◆ Written exercise 1
Reproduce the forum thread about a size mismatch error in full, with every line as it stands.

◆ Selected passage

Yaqi_CAI · April 8, 2020, 8:55am

Here is my codes before:

model = senet.SENet50()

num_ftrs = model.linear.in_features # revising the categories classes
model.linear= nn.Linear(num_ftrs, len(targets))

ct = 0
for name, child in model.named_children():
ct += 1
if ct < 8:
for name2, params in child.named_parameters():
params.requires_grad = False
output = model(img_data)

And it came out the problem :RuntimeError: size mismatch, m1: [8 x 73728], m2: [512 x227]

But now after i change your codes:

from senet import PreActBlock
model = SENet(PreActBlock, [2,2,2,2])

num_ftrs = model.linear.in_features # revising the categories classes
model.linear= nn.Linear(num_ftrs, 10)

out = model(torch.randn(1, 3, 32, 32))

ct = 0
for name, child in model.named_children(): #frozen 7 layers
ct += 1
if ct < 8:
for name2, params in child.named_parameters():
params.requires_grad = False

for img_data, target in tqdm_notebook(train_loader, desc='Training'):    
    img_data, target = img_data.to(device), target.to(device)
    
    output = model(img_data) #FWD prop

it came out the same problem as I showed in the last reply.
RuntimeError: size mismatch, m1: [8 x 73728], m2: [512 x 10]

Plus: my dataset is food101 and it has 101 classes.

ptrblck · April 9, 2020, 4:58am

Sorry, I cannot reproduce this error even with the parameter freezing.

Yaqi_CAI · April 9, 2020, 5:51am

OK. Thank you. Maybe I should change another method to optimize my result.

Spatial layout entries
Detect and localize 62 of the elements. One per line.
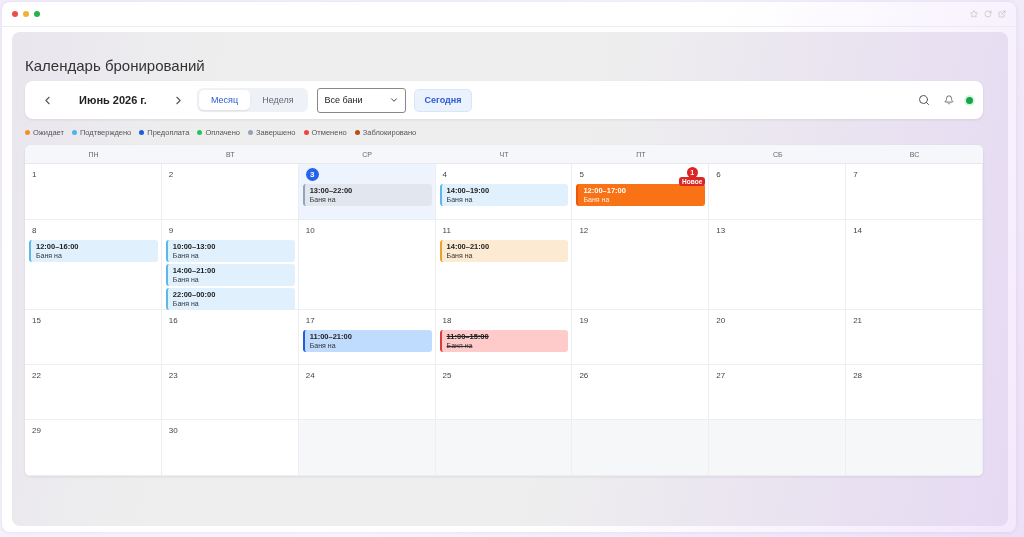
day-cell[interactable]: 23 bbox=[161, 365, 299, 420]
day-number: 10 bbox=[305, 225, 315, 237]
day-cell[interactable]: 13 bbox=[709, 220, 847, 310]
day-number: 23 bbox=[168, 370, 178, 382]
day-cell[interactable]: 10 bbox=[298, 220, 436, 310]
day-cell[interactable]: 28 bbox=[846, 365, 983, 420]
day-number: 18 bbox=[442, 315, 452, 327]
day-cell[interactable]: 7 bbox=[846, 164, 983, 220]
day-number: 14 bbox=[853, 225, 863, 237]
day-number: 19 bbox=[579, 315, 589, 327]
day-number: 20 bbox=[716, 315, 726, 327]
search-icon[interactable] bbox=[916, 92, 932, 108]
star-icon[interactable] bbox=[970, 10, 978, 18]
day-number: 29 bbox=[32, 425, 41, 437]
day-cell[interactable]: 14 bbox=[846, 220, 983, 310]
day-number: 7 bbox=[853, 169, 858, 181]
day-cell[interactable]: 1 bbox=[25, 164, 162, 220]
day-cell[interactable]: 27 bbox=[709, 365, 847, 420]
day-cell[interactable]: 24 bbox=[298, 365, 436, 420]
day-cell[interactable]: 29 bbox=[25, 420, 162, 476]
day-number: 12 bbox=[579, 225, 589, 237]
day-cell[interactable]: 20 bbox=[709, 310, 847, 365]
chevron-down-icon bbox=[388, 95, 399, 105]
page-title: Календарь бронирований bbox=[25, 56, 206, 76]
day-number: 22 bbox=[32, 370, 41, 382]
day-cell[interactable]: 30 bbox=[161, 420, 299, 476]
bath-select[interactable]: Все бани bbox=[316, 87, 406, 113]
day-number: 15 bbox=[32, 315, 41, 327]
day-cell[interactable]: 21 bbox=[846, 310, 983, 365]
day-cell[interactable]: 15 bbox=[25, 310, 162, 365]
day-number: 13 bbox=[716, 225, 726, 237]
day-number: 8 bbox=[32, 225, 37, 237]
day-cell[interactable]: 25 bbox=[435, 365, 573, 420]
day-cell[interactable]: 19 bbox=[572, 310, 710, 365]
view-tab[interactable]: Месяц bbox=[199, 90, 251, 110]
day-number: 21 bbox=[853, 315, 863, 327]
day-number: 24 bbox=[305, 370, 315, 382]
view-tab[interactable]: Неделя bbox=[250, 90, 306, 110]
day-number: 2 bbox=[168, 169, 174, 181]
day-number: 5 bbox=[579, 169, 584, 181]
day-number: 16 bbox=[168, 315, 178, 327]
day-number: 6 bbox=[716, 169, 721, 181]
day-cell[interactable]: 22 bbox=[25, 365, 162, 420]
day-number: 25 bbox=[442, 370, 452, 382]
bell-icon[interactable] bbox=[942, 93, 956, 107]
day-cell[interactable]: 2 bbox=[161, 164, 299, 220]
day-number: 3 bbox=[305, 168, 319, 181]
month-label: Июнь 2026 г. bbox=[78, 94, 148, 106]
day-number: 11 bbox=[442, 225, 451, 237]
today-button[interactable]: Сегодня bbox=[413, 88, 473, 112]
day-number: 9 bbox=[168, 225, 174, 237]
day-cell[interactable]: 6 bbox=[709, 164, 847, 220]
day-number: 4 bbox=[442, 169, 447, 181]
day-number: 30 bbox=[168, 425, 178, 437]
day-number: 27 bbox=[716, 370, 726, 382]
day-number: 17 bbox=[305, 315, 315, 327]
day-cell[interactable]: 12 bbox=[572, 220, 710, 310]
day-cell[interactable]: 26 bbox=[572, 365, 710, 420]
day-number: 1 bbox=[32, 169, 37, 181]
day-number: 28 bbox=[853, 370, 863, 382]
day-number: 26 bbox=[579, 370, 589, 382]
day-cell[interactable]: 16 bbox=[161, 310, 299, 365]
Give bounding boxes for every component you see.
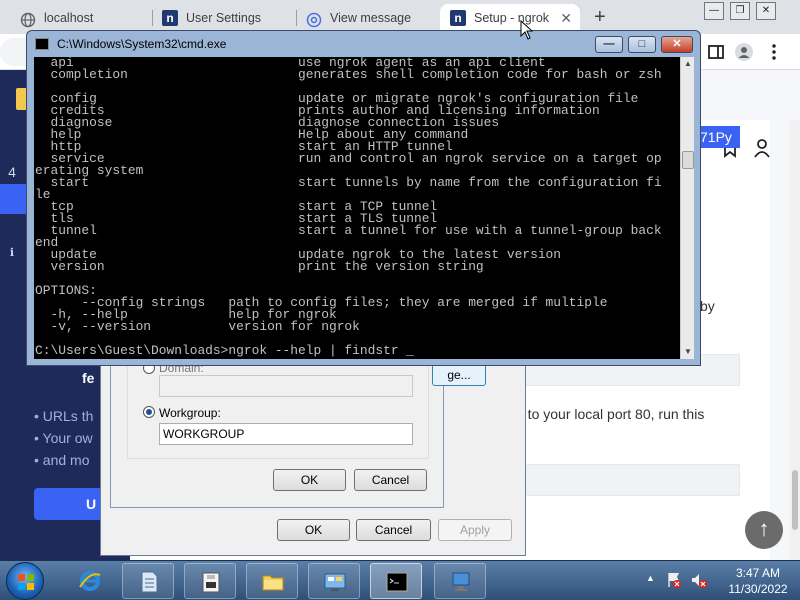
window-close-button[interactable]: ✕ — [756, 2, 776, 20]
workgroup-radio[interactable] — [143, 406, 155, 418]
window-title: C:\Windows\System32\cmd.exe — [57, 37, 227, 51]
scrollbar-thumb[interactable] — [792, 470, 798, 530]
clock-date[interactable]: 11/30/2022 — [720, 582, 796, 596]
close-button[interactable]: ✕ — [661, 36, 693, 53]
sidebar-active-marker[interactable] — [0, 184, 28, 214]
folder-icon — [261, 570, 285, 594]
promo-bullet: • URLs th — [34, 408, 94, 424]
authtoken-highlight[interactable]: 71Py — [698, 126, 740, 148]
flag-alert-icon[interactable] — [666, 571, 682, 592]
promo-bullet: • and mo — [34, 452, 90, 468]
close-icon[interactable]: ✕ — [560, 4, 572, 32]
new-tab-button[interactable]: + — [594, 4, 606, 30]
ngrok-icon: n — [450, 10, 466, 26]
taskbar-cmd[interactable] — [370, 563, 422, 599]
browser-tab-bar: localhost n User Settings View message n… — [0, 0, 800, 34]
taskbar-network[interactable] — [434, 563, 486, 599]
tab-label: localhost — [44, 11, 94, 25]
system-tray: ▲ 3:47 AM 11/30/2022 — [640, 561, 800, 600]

◆ Written exercise 2
Pick out each line of the rows that contains the string "icon" and copy those lines.

◆ Correct answer 1
Yaqi_CAI · April 8, 2020, 8:55am

Here is my codes before:

model = senet.SENet50()

num_ftrs = model.linear.in_features # revising the categories classes
model.linear= nn.Linear(num_ftrs, len(targets))

ct = 0
for name, child in model.named_children():
ct += 1
if ct < 8:
for name2, params in child.named_parameters():
params.requires_grad = False
output = model(img_data)

And it came out the problem :RuntimeError: size mismatch, m1: [8 x 73728], m2: [512 x227]

But now after i change your codes:

from senet import PreActBlock
model = SENet(PreActBlock, [2,2,2,2])

num_ftrs = model.linear.in_features # revising the categories classes
model.linear= nn.Linear(num_ftrs, 10)

out = model(torch.randn(1, 3, 32, 32))

ct = 0
for name, child in model.named_children(): #frozen 7 layers
ct += 1
if ct < 8:
for name2, params in child.named_parameters():
params.requires_grad = False

for img_data, target in tqdm_notebook(train_loader, desc='Training'):    
    img_data, target = img_data.to(device), target.to(device)
    
    output = model(img_data) #FWD prop

it came out the same problem as I showed in the last reply.
RuntimeError: size mismatch, m1: [8 x 73728], m2: [512 x 10]

Plus: my dataset is food101 and it has 101 classes.

ptrblck · April 9, 2020, 4:58am

Sorry, I cannot reproduce this error even with the parameter freezing.

Yaqi_CAI · April 9, 2020, 5:51am

OK. Thank you. Maybe I should change another method to optimize my result.

◆ Correct answer 2
search-icon[interactable] bbox=[916, 92, 932, 108]
star-icon[interactable] bbox=[970, 10, 978, 18]
chevron-down-icon bbox=[388, 95, 399, 105]
bell-icon[interactable] bbox=[942, 93, 956, 107]
folder-icon — [261, 570, 285, 594]
flag-alert-icon[interactable] — [666, 571, 682, 592]
close-icon[interactable]: ✕ — [560, 4, 572, 32]
ngrok-icon: n — [450, 10, 466, 26]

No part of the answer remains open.